### Recorded data

******

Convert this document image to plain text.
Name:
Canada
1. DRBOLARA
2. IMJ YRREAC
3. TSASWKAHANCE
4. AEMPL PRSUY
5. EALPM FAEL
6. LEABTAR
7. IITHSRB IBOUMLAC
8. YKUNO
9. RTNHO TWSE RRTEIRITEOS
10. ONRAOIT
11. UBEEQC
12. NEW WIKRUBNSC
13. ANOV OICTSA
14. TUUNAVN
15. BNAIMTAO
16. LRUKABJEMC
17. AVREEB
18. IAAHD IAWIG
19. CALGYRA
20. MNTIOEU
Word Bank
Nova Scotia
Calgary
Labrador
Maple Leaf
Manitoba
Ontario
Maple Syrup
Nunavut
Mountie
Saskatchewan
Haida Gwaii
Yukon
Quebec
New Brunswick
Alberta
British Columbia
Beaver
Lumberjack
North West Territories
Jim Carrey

******

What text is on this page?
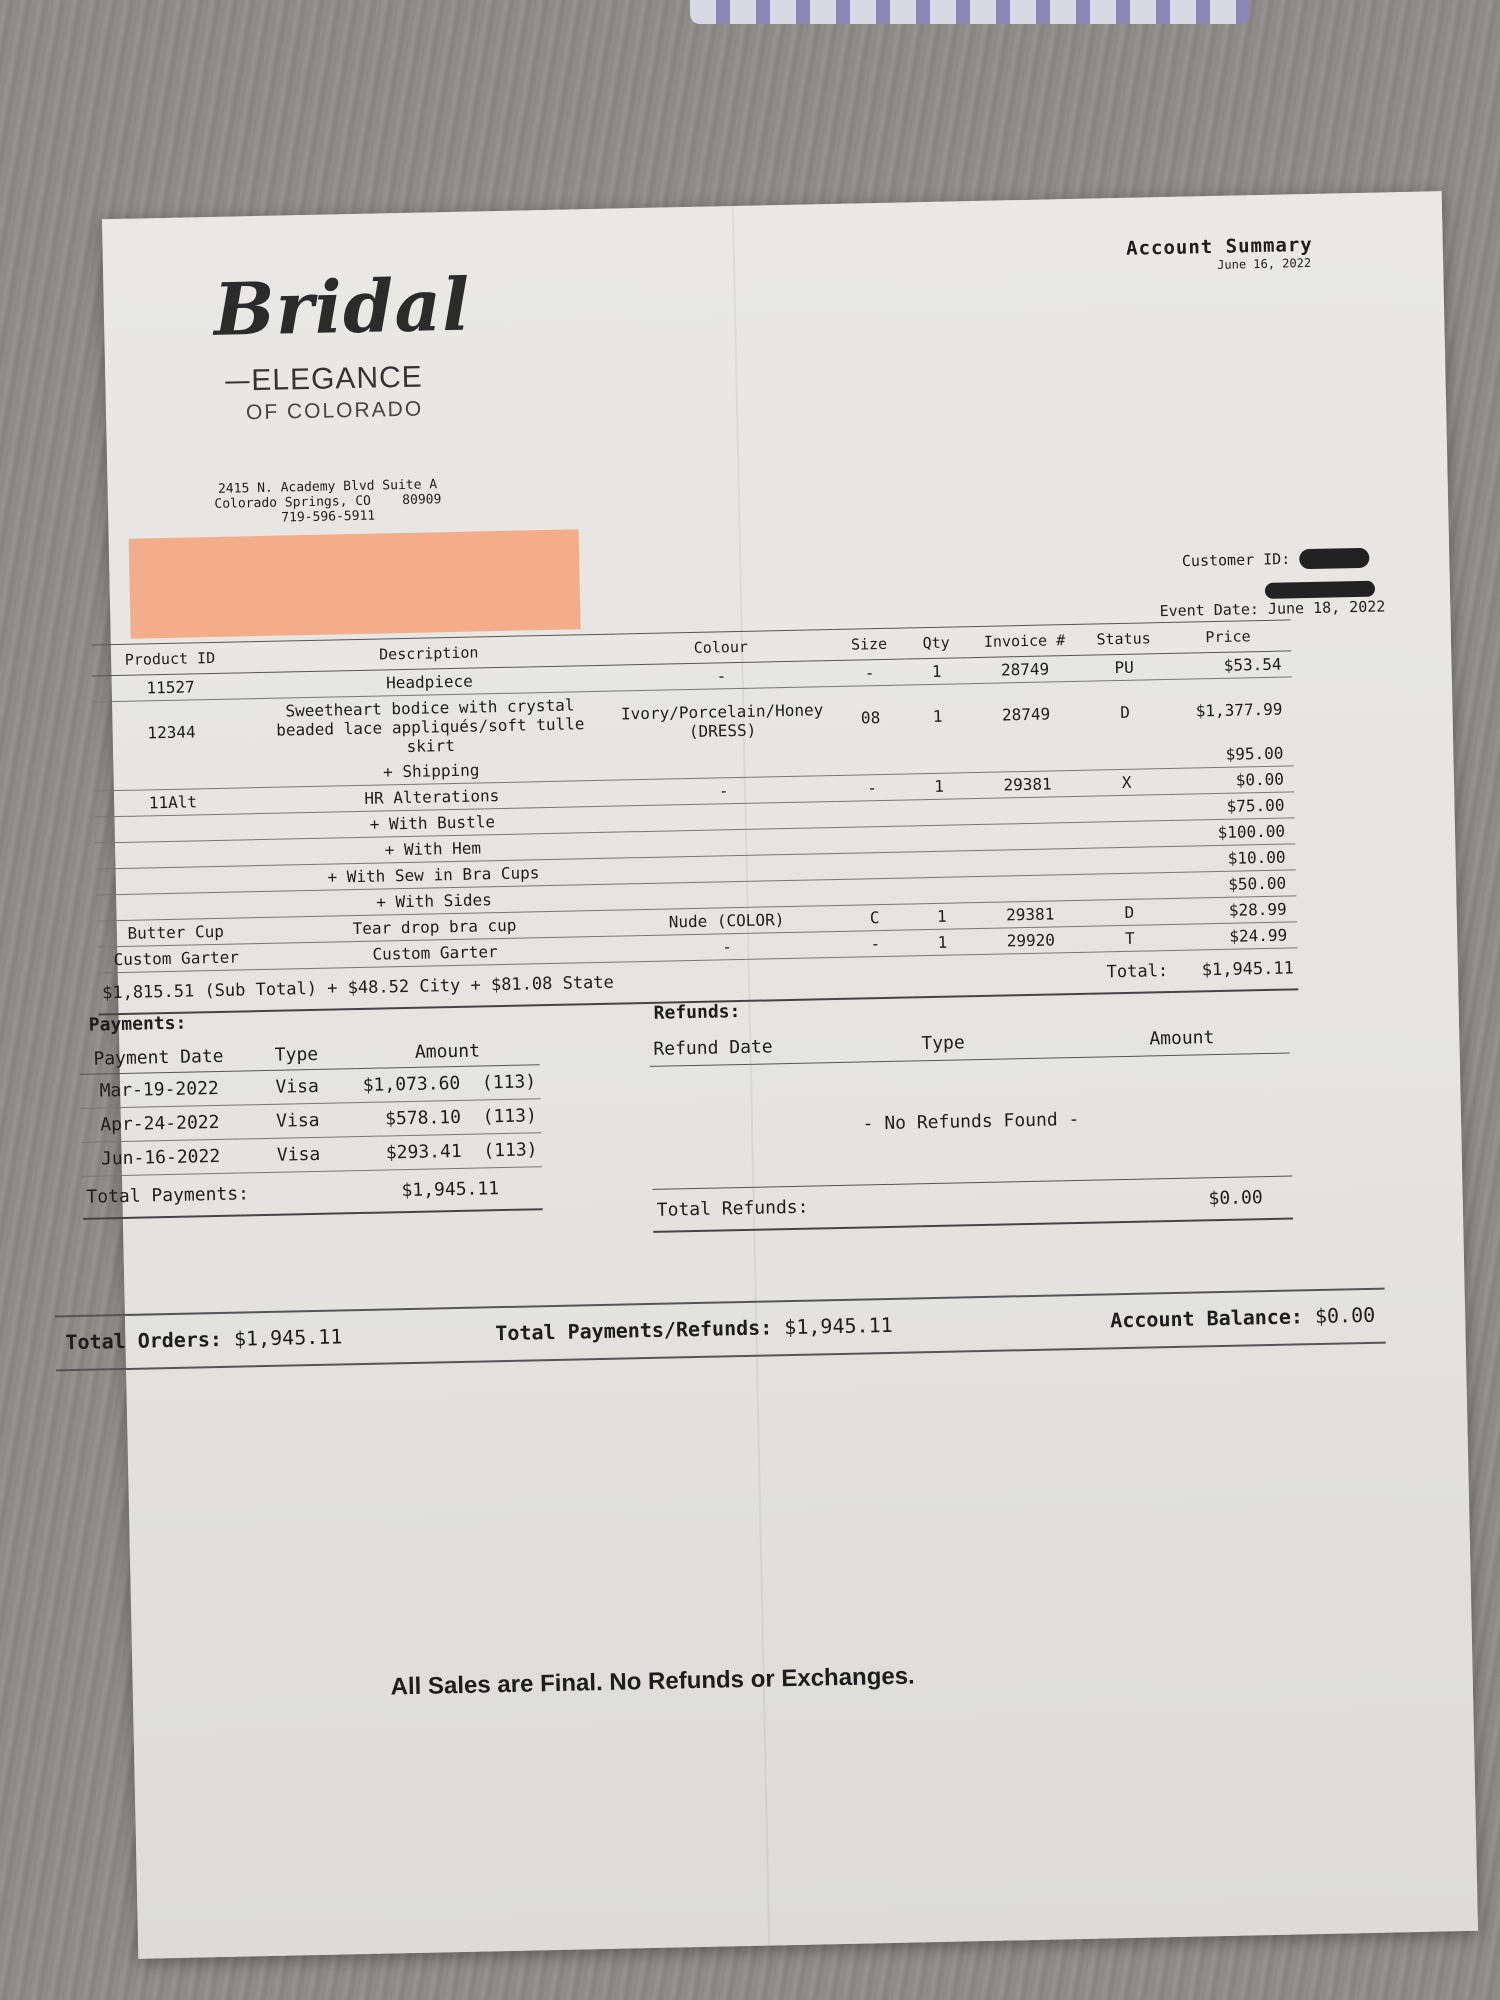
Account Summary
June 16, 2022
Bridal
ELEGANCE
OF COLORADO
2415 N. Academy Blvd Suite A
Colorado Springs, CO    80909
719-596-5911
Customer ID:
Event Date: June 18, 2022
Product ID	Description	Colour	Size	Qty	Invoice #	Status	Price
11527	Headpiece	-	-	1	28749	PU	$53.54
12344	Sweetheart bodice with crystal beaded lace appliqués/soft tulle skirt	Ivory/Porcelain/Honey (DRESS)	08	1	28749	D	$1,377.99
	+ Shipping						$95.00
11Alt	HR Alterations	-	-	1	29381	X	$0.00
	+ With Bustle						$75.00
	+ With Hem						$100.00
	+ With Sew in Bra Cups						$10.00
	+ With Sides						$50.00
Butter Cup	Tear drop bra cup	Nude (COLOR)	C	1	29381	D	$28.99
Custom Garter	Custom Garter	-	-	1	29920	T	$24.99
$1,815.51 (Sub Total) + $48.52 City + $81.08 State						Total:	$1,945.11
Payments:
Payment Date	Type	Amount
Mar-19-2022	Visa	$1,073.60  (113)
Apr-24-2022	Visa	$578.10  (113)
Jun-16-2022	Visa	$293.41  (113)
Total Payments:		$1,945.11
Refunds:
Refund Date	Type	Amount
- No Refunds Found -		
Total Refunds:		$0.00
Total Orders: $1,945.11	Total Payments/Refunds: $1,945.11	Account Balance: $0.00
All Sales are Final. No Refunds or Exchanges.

******

### Short exercise
Reproduce every line of the listing above in which the string "Account" appears.

### Output
Account Summary
Total Orders: $1,945.11	Total Payments/Refunds: $1,945.11	Account Balance: $0.00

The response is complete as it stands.